- **The data**
++++++++++++++++++++

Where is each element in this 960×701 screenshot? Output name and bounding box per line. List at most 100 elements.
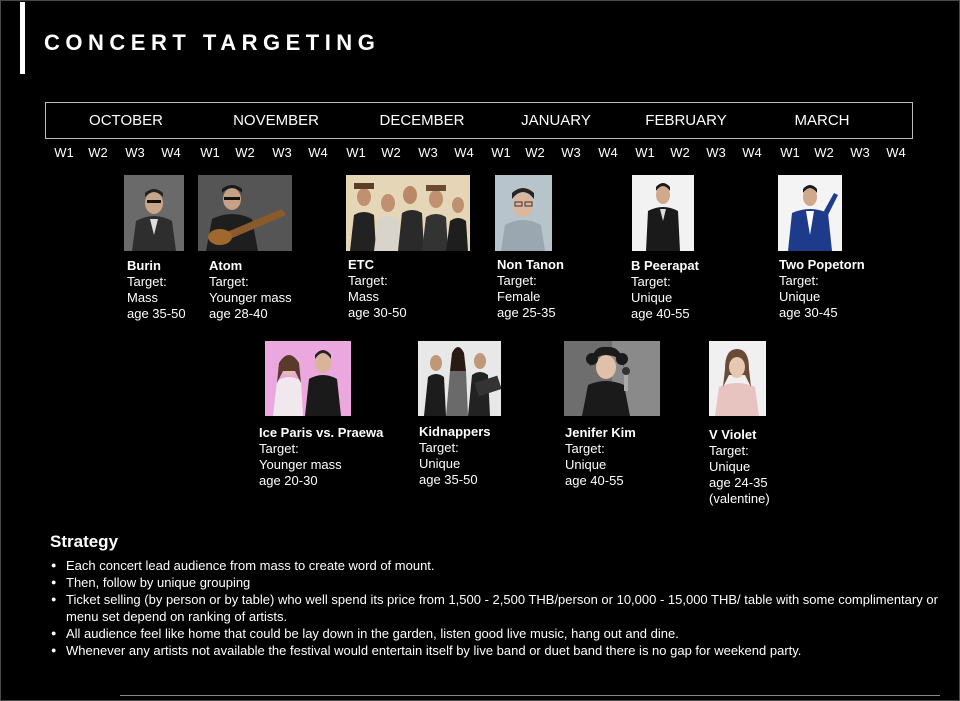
artist-target-label: Target: <box>259 441 299 456</box>
week-label: W4 <box>454 145 474 160</box>
artist-target-label: Target: <box>631 274 671 289</box>
week-label: W3 <box>850 145 870 160</box>
week-label: W3 <box>418 145 438 160</box>
week-label: W1 <box>780 145 800 160</box>
artist-target-label: Target: <box>209 274 249 289</box>
week-label: W4 <box>886 145 906 160</box>
month-label: MARCH <box>794 112 850 129</box>
week-label: W1 <box>200 145 220 160</box>
artist-photo-b-peerapat <box>632 175 694 251</box>
artist-name: B Peerapat <box>631 258 699 273</box>
artist-target-group: Female <box>497 289 541 304</box>
artist-target-label: Target: <box>127 274 167 289</box>
month-label: JANUARY <box>521 112 591 129</box>
artist-photo-non-tanon <box>495 175 552 251</box>
month-label: DECEMBER <box>379 112 465 129</box>
artist-target-age: age 40-55 <box>565 473 624 488</box>
artist-name: Ice Paris vs. Praewa <box>259 425 384 440</box>
artist-target-group: Younger mass <box>259 457 342 472</box>
artist-photo-atom <box>198 175 292 251</box>
artist-info-non-tanon: Non Tanon Target: Female age 25-35 <box>497 257 564 321</box>
artist-photo-kidnappers <box>418 341 501 416</box>
artist-info-etc: ETC Target: Mass age 30-50 <box>348 257 407 321</box>
month-label: OCTOBER <box>89 112 163 129</box>
artist-target-age: age 28-40 <box>209 306 268 321</box>
artist-target-age: age 30-45 <box>779 305 838 320</box>
artist-info-b-peerapat: B Peerapat Target: Unique age 40-55 <box>631 258 699 322</box>
week-label: W3 <box>125 145 145 160</box>
artist-name: Non Tanon <box>497 257 564 272</box>
artist-info-atom: Atom Target: Younger mass age 28-40 <box>209 258 292 322</box>
artist-name: Burin <box>127 258 161 273</box>
strategy-item: Each concert lead audience from mass to … <box>50 557 940 574</box>
artist-name: Jenifer Kim <box>565 425 636 440</box>
week-label: W4 <box>742 145 762 160</box>
artist-photo-two-popetorn <box>778 175 842 251</box>
week-label: W4 <box>161 145 181 160</box>
artist-target-group: Mass <box>348 289 380 304</box>
strategy-item: All audience feel like home that could b… <box>50 625 940 642</box>
week-label: W1 <box>635 145 655 160</box>
strategy-item: Whenever any artists not available the f… <box>50 642 940 659</box>
artist-target-label: Target: <box>779 273 819 288</box>
artist-target-age: age 25-35 <box>497 305 556 320</box>
week-label: W1 <box>346 145 366 160</box>
artist-target-note: (valentine) <box>709 491 770 506</box>
week-label: W1 <box>491 145 511 160</box>
artist-info-ice-paris-praewa: Ice Paris vs. Praewa Target: Younger mas… <box>259 425 383 489</box>
artist-target-label: Target: <box>419 440 459 455</box>
artist-name: V Violet <box>709 427 757 442</box>
week-label: W2 <box>670 145 690 160</box>
artist-target-label: Target: <box>348 273 388 288</box>
artist-target-age: age 40-55 <box>631 306 690 321</box>
artist-name: Atom <box>209 258 243 273</box>
artist-name: Kidnappers <box>419 424 491 439</box>
artist-info-kidnappers: Kidnappers Target: Unique age 35-50 <box>419 424 491 488</box>
strategy-item: Then, follow by unique grouping <box>50 574 940 591</box>
artist-photo-jenifer-kim <box>564 341 660 416</box>
month-label: NOVEMBER <box>233 112 319 129</box>
strategy-item: Ticket selling (by person or by table) w… <box>50 591 940 625</box>
month-label: FEBRUARY <box>645 112 727 129</box>
footer-divider <box>120 695 940 696</box>
artist-info-v-violet: V Violet Target: Unique age 24-35 (valen… <box>709 427 770 507</box>
artist-target-label: Target: <box>565 441 605 456</box>
strategy-list: Each concert lead audience from mass to … <box>50 557 940 659</box>
artist-target-group: Unique <box>631 290 673 305</box>
artist-target-label: Target: <box>497 273 537 288</box>
artist-target-group: Unique <box>565 457 607 472</box>
week-label: W2 <box>381 145 401 160</box>
artist-target-age: age 35-50 <box>127 306 186 321</box>
artist-target-label: Target: <box>709 443 749 458</box>
artist-info-two-popetorn: Two Popetorn Target: Unique age 30-45 <box>779 257 865 321</box>
artist-target-age: age 24-35 <box>709 475 768 490</box>
artist-name: ETC <box>348 257 374 272</box>
artist-target-age: age 20-30 <box>259 473 318 488</box>
artist-target-group: Unique <box>709 459 751 474</box>
week-label: W4 <box>598 145 618 160</box>
artist-photo-etc <box>346 175 470 251</box>
artist-photo-ice-paris-praewa <box>265 341 351 416</box>
week-label: W3 <box>272 145 292 160</box>
week-label: W2 <box>88 145 108 160</box>
artist-name: Two Popetorn <box>779 257 865 272</box>
artist-photo-v-violet <box>709 341 766 416</box>
artist-target-age: age 30-50 <box>348 305 407 320</box>
week-label: W2 <box>814 145 834 160</box>
week-label: W4 <box>308 145 328 160</box>
week-label: W3 <box>706 145 726 160</box>
artist-info-burin: Burin Target: Mass age 35-50 <box>127 258 186 322</box>
artist-info-jenifer-kim: Jenifer Kim Target: Unique age 40-55 <box>565 425 636 489</box>
week-label: W3 <box>561 145 581 160</box>
month-header-box <box>45 102 913 139</box>
artist-target-age: age 35-50 <box>419 472 478 487</box>
week-label: W2 <box>525 145 545 160</box>
artist-target-group: Younger mass <box>209 290 292 305</box>
artist-target-group: Unique <box>779 289 821 304</box>
week-label: W2 <box>235 145 255 160</box>
artist-target-group: Mass <box>127 290 159 305</box>
strategy-heading: Strategy <box>50 532 119 551</box>
artist-target-group: Unique <box>419 456 461 471</box>
page-title: CONCERT TARGETING <box>44 30 381 55</box>
week-label: W1 <box>54 145 74 160</box>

++++++++++++++++++++

- **Exercise**
Please render everything in the material from the line containing "artist-target-label: Target: <box>259" down to the line containing "artist-target-label: Target: <box>209", both included, as a JSON list of strings, one string per line, leaving out blank lines.

- **Written response**
[
  "artist-target-label: Target: <box>259 441 299 456</box>",
  "week-label: W4 <box>454 145 474 160</box>",
  "artist-target-label: Target: <box>631 274 671 289</box>",
  "week-label: W3 <box>850 145 870 160</box>",
  "week-label: W3 <box>418 145 438 160</box>",
  "week-label: W1 <box>780 145 800 160</box>",
  "artist-target-label: Target: <box>209 274 249 289</box>"
]